Aim:
Your answer should be a single number: the count of lines that hold the word "faster".
[Start Exercise data]
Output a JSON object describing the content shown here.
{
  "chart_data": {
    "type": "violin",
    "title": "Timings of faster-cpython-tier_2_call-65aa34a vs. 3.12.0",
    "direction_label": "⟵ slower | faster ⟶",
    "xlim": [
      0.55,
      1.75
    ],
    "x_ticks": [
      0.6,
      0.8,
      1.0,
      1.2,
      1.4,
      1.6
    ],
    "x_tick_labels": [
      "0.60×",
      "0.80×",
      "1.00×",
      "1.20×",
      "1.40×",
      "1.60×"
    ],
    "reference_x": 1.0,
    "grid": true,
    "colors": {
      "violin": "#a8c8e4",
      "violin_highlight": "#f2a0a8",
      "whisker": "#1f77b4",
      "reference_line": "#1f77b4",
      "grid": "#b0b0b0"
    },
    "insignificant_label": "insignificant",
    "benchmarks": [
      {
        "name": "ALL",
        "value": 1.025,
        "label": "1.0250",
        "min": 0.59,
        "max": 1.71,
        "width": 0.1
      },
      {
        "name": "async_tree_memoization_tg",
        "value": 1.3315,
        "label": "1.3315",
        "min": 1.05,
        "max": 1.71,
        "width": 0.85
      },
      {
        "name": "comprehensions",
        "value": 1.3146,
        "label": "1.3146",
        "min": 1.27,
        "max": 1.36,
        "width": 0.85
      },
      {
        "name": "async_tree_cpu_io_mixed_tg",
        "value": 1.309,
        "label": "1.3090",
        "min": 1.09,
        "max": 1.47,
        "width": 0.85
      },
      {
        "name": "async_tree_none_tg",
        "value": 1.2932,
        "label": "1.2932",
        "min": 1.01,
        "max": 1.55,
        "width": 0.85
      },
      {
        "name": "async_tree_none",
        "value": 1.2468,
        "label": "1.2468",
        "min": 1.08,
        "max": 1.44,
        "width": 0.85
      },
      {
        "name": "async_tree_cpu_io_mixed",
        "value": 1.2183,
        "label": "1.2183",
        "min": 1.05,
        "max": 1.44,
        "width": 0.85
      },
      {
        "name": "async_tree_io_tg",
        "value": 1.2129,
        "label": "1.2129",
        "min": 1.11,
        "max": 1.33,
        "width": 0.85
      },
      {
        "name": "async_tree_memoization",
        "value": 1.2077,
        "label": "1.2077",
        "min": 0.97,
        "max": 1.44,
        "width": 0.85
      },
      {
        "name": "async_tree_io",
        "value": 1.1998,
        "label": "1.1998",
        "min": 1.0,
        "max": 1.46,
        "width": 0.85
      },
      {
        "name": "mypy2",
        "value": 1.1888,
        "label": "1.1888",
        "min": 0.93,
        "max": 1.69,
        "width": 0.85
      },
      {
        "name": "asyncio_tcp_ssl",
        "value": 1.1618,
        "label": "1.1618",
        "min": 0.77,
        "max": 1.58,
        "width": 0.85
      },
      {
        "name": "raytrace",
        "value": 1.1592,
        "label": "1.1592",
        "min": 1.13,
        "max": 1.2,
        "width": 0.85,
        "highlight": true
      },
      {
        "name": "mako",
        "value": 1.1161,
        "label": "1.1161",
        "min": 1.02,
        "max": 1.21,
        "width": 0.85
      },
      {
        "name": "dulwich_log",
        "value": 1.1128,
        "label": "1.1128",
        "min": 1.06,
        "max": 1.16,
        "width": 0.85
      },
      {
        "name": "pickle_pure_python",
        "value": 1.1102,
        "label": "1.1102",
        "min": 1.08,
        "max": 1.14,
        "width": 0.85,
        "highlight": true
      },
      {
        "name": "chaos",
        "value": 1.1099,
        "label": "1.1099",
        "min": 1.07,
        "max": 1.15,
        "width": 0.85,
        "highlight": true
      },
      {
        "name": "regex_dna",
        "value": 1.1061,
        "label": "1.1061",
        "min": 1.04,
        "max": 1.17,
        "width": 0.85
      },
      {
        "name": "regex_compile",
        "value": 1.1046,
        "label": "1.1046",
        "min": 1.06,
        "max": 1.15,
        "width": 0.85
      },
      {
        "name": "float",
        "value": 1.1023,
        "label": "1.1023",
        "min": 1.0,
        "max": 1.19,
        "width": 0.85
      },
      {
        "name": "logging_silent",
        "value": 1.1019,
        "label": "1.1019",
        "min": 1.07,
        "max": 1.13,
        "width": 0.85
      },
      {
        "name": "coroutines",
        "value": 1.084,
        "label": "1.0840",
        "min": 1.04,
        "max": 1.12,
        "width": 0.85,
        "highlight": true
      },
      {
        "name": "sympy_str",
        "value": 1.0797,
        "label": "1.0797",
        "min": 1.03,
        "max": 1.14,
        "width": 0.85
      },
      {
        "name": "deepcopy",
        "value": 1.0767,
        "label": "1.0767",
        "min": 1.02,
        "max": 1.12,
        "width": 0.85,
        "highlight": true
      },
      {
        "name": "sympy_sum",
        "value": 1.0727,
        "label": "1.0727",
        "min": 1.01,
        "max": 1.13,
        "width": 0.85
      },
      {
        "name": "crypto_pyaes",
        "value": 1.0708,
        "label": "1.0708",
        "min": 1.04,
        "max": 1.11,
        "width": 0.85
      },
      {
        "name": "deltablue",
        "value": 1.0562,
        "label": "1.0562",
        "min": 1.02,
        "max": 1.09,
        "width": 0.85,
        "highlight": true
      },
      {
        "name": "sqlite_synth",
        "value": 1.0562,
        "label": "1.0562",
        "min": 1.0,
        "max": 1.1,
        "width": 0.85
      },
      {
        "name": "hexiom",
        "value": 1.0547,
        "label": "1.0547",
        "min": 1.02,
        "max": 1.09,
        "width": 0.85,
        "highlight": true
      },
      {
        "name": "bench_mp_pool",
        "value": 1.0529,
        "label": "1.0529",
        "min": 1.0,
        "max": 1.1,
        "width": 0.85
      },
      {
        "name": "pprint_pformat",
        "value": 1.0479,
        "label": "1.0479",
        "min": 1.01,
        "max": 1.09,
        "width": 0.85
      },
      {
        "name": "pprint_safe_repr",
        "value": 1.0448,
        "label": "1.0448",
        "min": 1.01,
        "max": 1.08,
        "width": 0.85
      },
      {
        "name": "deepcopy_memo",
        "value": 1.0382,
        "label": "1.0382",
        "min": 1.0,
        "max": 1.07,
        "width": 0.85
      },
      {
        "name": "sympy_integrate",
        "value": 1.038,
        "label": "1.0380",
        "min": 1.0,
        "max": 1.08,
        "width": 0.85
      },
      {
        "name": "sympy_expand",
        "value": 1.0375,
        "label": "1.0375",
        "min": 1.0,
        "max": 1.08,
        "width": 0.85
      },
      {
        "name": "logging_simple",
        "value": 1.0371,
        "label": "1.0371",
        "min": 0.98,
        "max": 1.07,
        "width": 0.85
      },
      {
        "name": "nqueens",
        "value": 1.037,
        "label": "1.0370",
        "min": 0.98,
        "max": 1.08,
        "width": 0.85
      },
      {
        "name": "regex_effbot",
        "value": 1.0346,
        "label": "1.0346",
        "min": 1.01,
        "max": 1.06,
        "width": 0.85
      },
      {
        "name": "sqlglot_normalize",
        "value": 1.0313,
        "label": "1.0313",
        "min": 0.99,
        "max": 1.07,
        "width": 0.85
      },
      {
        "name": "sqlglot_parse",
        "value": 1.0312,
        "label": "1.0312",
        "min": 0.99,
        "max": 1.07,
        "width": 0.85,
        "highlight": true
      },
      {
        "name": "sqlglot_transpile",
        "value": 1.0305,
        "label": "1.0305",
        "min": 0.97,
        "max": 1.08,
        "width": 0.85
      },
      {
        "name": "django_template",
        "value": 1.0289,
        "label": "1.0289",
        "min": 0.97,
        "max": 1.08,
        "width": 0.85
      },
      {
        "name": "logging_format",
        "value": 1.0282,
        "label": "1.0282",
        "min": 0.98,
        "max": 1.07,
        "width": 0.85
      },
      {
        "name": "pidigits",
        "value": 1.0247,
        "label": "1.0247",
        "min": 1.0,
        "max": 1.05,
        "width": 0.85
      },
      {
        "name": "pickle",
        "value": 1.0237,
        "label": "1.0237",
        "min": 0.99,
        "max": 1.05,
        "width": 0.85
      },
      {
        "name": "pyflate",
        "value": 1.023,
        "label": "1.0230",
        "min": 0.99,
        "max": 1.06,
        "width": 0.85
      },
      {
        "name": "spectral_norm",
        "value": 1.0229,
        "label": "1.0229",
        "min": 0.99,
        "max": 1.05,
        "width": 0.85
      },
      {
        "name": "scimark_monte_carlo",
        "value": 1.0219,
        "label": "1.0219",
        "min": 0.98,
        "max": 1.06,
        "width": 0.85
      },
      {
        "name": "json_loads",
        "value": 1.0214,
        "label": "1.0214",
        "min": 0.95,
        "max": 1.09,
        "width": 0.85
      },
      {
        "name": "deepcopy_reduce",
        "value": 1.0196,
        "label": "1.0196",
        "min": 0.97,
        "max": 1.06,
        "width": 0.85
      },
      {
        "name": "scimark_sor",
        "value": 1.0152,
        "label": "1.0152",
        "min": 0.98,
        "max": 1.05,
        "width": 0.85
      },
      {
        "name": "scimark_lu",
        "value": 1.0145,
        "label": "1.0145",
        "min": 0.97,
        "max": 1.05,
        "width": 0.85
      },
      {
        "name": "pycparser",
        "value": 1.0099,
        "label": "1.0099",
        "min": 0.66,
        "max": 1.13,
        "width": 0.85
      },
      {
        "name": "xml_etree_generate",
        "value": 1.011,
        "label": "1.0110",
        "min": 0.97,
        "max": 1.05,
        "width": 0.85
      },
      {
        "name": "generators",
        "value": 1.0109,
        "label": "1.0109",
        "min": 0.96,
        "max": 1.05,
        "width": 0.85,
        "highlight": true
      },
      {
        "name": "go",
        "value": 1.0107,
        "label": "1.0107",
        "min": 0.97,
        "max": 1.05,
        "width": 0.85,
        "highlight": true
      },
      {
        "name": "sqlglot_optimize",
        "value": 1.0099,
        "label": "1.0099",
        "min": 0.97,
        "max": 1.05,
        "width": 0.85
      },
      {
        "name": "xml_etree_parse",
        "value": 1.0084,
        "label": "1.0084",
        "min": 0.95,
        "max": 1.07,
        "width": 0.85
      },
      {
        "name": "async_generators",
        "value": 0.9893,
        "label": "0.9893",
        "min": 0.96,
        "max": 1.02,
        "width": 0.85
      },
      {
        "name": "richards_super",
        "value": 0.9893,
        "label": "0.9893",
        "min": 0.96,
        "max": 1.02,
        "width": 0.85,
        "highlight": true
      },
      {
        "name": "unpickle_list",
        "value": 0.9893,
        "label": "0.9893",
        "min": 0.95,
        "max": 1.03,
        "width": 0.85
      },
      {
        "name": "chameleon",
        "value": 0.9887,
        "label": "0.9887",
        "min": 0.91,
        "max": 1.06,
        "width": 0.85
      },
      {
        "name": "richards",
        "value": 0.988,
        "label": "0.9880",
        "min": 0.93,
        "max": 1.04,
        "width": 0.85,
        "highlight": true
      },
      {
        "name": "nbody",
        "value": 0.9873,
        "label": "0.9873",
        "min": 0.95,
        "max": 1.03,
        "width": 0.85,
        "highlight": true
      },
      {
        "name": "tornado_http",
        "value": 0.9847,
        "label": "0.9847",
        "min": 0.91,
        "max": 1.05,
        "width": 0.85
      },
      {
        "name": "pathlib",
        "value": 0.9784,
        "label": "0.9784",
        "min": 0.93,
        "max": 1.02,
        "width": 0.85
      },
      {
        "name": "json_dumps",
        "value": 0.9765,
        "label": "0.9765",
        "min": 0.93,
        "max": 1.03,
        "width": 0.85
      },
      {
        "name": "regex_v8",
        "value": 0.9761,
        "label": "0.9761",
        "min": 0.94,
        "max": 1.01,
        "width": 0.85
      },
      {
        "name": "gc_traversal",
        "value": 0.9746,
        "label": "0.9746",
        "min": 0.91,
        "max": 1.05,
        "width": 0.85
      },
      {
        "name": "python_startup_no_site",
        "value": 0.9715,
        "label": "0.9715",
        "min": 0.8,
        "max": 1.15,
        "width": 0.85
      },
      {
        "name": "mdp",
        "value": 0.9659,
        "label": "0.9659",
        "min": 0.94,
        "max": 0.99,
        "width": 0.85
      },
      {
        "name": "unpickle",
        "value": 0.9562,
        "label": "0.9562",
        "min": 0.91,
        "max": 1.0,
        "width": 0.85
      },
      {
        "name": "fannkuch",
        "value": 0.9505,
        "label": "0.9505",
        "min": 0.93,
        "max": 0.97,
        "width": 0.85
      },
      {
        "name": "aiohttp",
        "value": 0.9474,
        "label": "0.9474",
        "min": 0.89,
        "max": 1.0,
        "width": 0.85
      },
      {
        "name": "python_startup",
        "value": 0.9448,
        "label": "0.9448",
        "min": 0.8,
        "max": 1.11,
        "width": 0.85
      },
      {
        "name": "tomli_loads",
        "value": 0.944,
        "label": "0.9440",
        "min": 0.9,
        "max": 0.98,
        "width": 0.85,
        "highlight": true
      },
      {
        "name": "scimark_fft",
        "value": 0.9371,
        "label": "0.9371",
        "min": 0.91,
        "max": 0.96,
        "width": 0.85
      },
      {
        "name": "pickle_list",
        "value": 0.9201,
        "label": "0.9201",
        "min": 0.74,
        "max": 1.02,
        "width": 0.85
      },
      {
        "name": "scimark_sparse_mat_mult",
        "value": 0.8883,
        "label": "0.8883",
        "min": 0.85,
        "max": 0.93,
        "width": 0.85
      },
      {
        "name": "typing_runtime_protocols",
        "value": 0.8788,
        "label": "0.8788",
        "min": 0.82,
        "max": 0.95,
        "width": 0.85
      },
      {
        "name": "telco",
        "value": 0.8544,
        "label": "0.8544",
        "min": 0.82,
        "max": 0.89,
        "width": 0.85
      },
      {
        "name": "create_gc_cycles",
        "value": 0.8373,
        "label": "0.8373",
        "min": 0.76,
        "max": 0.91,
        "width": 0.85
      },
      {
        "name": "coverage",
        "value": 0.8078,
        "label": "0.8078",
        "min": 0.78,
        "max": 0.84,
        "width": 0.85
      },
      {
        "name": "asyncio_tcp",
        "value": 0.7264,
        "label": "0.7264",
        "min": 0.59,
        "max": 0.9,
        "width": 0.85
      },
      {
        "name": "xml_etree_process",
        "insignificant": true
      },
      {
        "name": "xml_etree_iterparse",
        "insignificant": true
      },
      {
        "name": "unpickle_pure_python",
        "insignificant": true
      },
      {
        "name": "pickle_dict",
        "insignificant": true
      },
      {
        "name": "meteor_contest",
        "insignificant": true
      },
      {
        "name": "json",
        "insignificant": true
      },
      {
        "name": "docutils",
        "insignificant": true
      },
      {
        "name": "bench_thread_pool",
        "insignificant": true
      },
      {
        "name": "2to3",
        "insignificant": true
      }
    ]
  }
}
[End Exercise data]
Result of the task:
2